## Do this
Gather every line from the entries below that includes "trzecia".

+ + + +

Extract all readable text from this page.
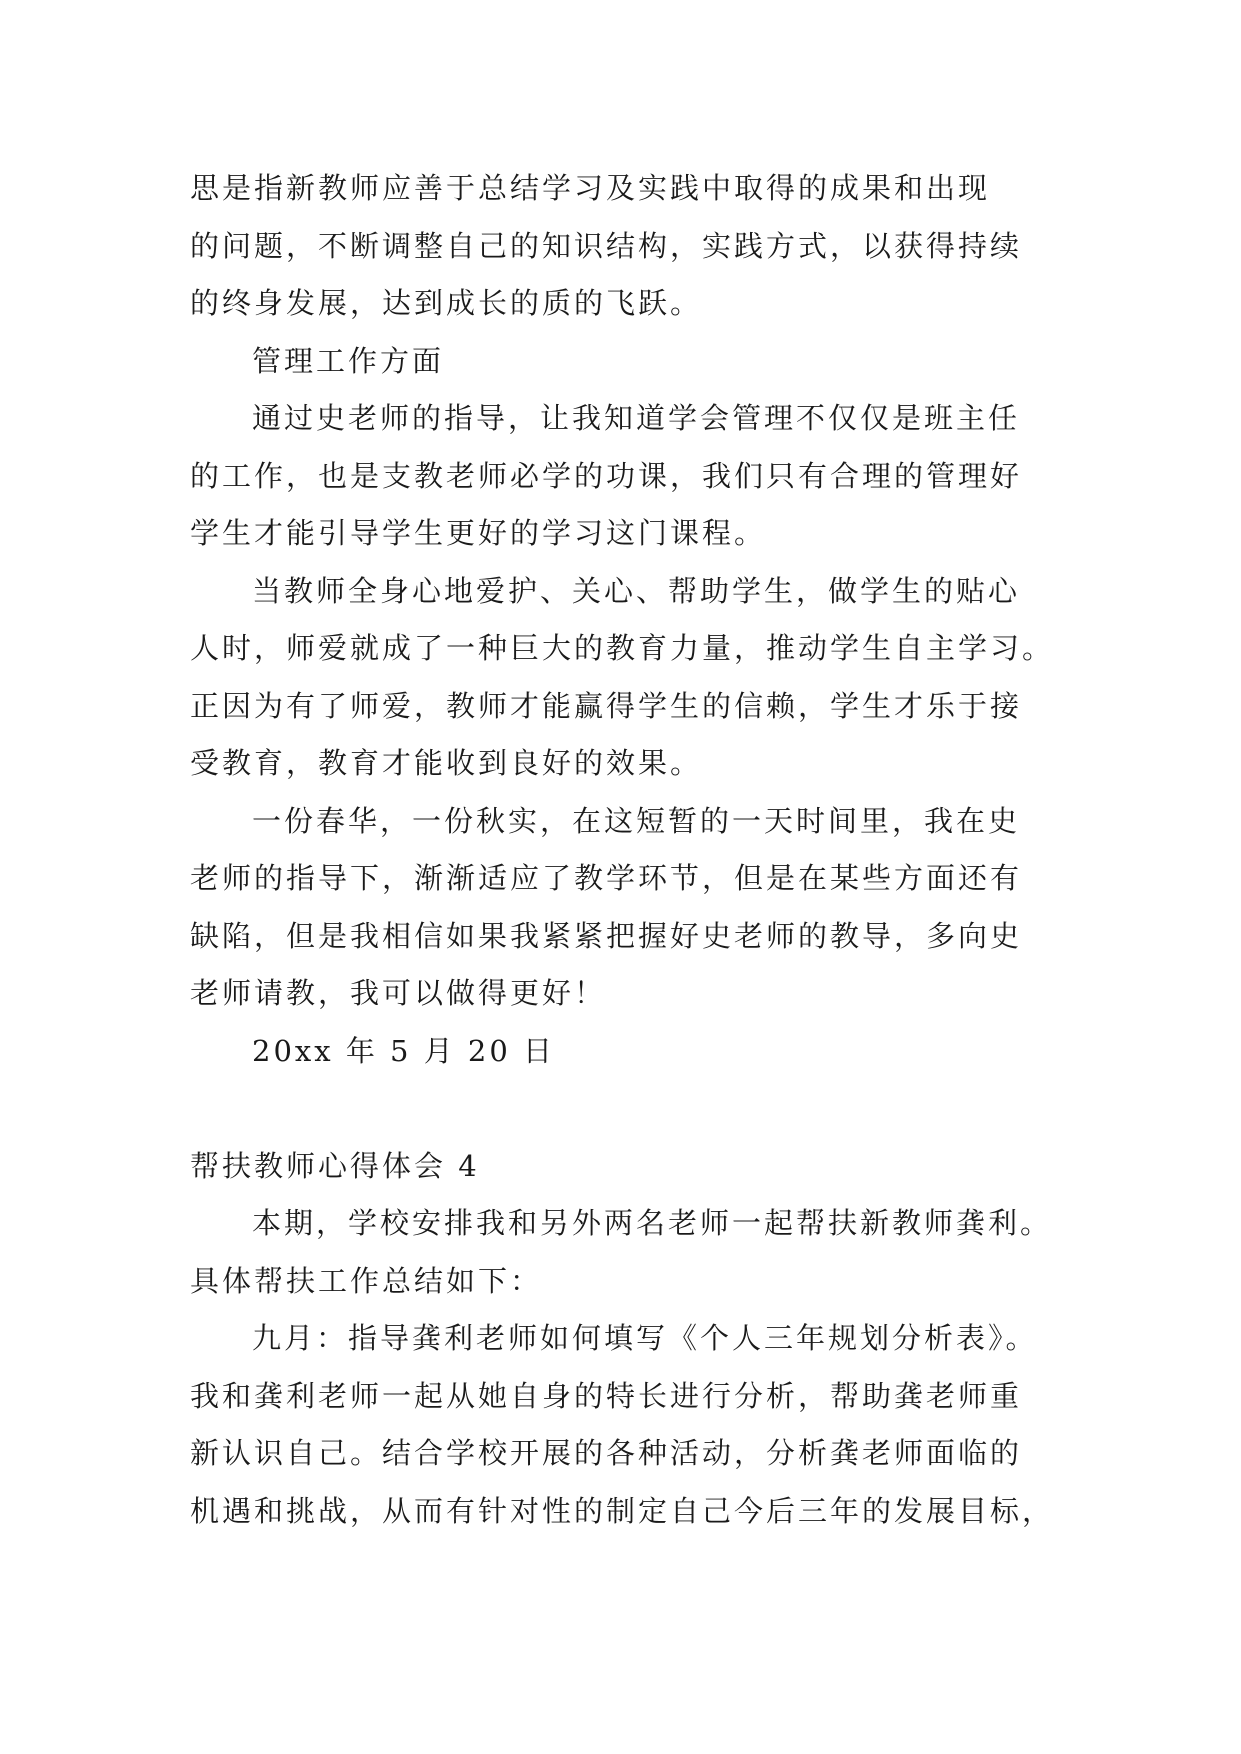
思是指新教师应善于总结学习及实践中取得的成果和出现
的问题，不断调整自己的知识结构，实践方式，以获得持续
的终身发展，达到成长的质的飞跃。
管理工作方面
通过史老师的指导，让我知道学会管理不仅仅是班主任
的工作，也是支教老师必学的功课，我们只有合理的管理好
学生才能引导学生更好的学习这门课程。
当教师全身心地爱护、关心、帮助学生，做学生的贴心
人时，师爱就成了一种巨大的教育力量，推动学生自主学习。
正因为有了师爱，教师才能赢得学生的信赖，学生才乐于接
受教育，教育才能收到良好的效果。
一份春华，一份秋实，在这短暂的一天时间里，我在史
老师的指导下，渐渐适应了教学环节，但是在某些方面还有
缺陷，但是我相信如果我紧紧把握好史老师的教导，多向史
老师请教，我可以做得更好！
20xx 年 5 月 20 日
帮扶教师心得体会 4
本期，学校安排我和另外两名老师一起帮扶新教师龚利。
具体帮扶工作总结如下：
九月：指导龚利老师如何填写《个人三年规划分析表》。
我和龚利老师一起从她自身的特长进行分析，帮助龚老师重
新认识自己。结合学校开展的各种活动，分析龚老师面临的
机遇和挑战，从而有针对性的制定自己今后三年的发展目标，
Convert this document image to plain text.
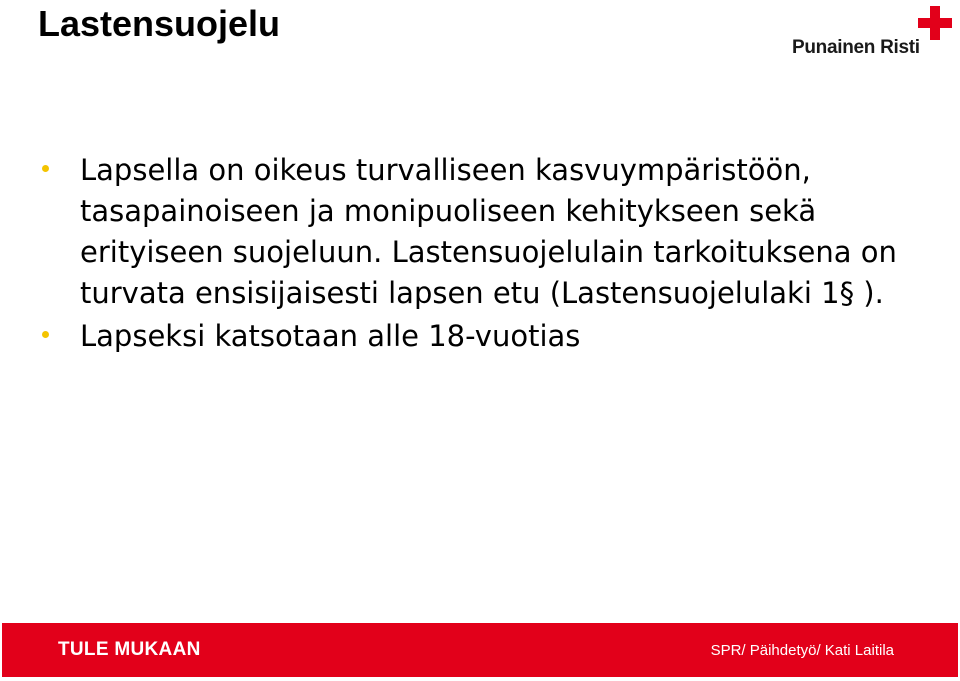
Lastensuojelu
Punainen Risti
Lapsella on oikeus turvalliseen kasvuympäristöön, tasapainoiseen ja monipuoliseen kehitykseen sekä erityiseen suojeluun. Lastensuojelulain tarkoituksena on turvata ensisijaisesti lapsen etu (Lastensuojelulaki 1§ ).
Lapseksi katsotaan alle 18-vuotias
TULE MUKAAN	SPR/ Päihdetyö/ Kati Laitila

+ + + +

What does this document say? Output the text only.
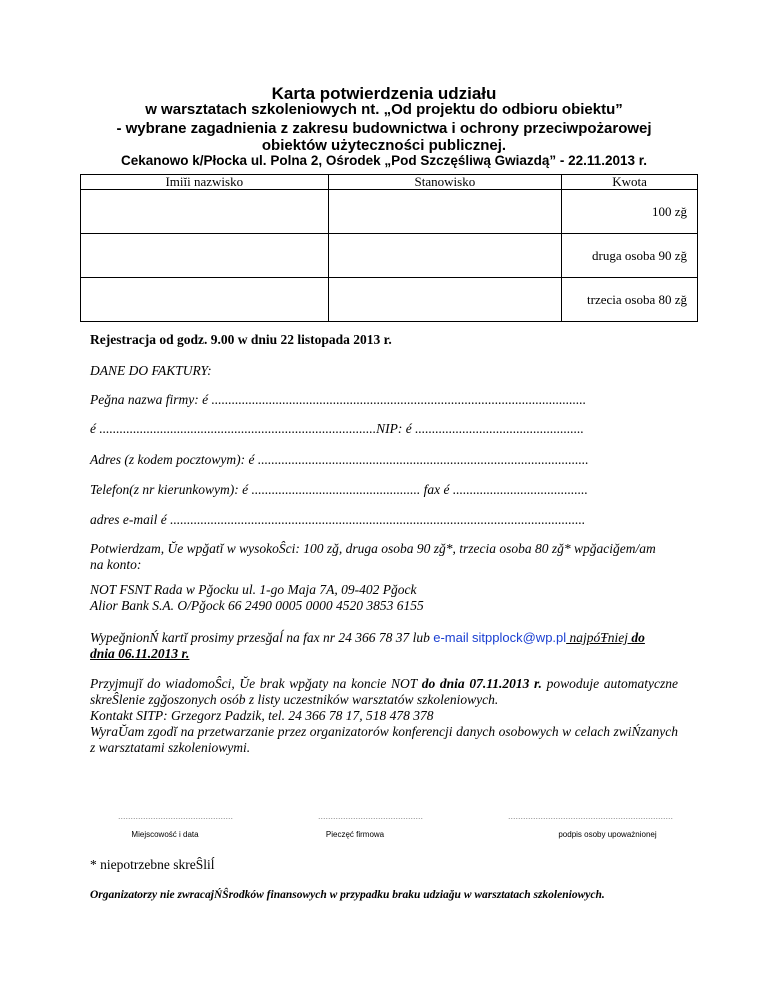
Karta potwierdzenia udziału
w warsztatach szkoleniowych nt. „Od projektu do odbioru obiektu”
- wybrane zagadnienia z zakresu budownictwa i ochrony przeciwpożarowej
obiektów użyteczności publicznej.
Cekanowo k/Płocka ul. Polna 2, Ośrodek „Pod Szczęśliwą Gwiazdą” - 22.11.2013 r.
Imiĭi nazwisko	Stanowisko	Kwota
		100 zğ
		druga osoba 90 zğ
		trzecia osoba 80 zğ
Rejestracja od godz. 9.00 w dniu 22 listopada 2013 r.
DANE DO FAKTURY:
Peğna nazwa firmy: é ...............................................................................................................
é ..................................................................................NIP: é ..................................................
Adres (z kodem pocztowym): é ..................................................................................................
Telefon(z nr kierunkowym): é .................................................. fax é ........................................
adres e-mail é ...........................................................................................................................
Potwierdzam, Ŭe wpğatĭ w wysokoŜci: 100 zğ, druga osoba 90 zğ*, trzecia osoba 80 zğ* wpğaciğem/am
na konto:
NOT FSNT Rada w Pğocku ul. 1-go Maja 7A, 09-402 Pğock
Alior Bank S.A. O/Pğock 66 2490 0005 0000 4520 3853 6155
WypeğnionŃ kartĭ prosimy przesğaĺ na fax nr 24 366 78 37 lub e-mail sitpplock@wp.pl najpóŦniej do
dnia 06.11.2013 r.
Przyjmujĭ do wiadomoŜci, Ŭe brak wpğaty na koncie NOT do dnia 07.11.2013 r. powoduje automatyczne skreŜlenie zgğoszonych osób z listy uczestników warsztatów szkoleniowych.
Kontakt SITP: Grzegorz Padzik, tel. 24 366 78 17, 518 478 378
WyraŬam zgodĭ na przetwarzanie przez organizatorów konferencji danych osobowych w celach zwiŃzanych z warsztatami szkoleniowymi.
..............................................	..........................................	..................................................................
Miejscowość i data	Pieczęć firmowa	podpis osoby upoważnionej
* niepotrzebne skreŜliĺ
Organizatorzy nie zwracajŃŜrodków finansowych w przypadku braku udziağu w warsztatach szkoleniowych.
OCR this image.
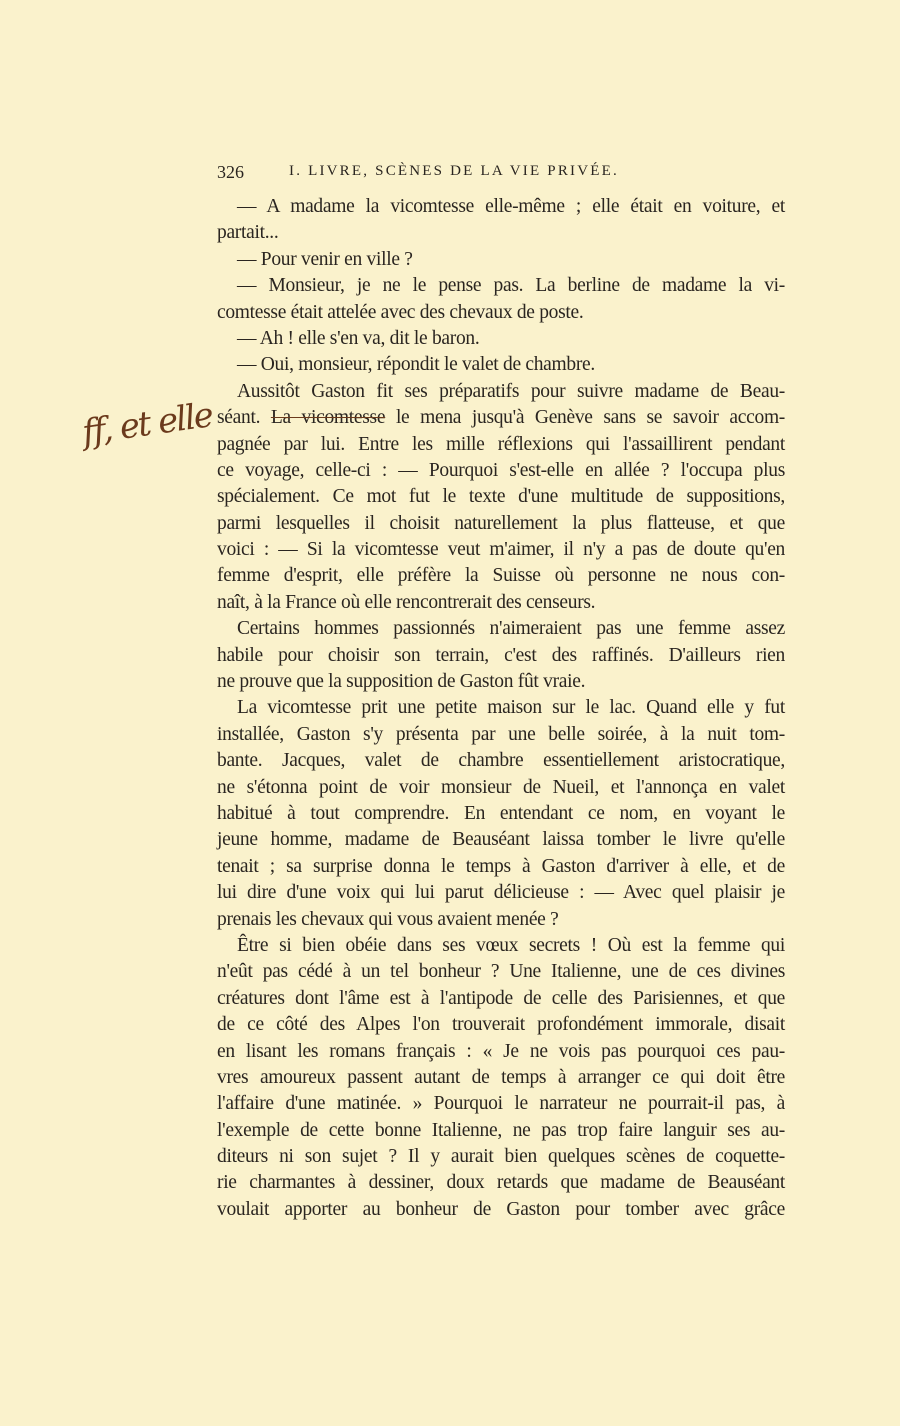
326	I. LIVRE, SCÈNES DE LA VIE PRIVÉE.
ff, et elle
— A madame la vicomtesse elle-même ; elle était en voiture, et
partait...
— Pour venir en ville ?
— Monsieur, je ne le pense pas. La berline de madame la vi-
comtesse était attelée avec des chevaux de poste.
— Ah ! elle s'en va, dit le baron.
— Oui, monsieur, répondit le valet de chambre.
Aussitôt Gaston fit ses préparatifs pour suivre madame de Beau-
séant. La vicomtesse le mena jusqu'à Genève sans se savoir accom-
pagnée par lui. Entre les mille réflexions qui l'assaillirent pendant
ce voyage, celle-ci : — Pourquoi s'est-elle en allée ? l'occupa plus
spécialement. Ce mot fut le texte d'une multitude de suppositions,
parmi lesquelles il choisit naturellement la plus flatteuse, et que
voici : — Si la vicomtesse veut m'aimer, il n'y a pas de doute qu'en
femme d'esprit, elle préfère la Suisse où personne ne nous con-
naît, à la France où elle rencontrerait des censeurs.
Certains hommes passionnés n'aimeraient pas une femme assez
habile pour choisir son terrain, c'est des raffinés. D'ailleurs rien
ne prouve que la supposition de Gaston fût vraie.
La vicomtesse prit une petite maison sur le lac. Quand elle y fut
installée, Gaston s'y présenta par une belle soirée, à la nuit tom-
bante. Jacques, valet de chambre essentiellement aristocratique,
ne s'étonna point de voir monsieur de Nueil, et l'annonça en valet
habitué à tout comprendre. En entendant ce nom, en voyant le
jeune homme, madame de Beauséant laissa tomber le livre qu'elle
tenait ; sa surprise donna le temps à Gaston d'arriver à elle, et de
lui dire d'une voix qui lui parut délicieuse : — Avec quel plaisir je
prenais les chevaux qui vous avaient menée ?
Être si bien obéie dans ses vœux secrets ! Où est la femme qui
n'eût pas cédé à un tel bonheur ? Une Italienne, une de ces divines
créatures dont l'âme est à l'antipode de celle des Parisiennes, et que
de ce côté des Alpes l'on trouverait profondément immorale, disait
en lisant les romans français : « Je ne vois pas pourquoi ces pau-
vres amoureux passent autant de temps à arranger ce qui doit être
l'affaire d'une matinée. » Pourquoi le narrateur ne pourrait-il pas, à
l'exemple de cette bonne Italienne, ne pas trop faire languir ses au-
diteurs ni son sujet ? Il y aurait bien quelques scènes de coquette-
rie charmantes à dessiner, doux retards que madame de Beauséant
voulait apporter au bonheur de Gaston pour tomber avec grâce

+ + + +

## Solution below
		trzecia osoba 80 zğ
Potwierdzam, Ŭe wpğatĭ w wysokoŜci: 100 zğ, druga osoba 90 zğ*, trzecia osoba 80 zğ* wpğaciğem/am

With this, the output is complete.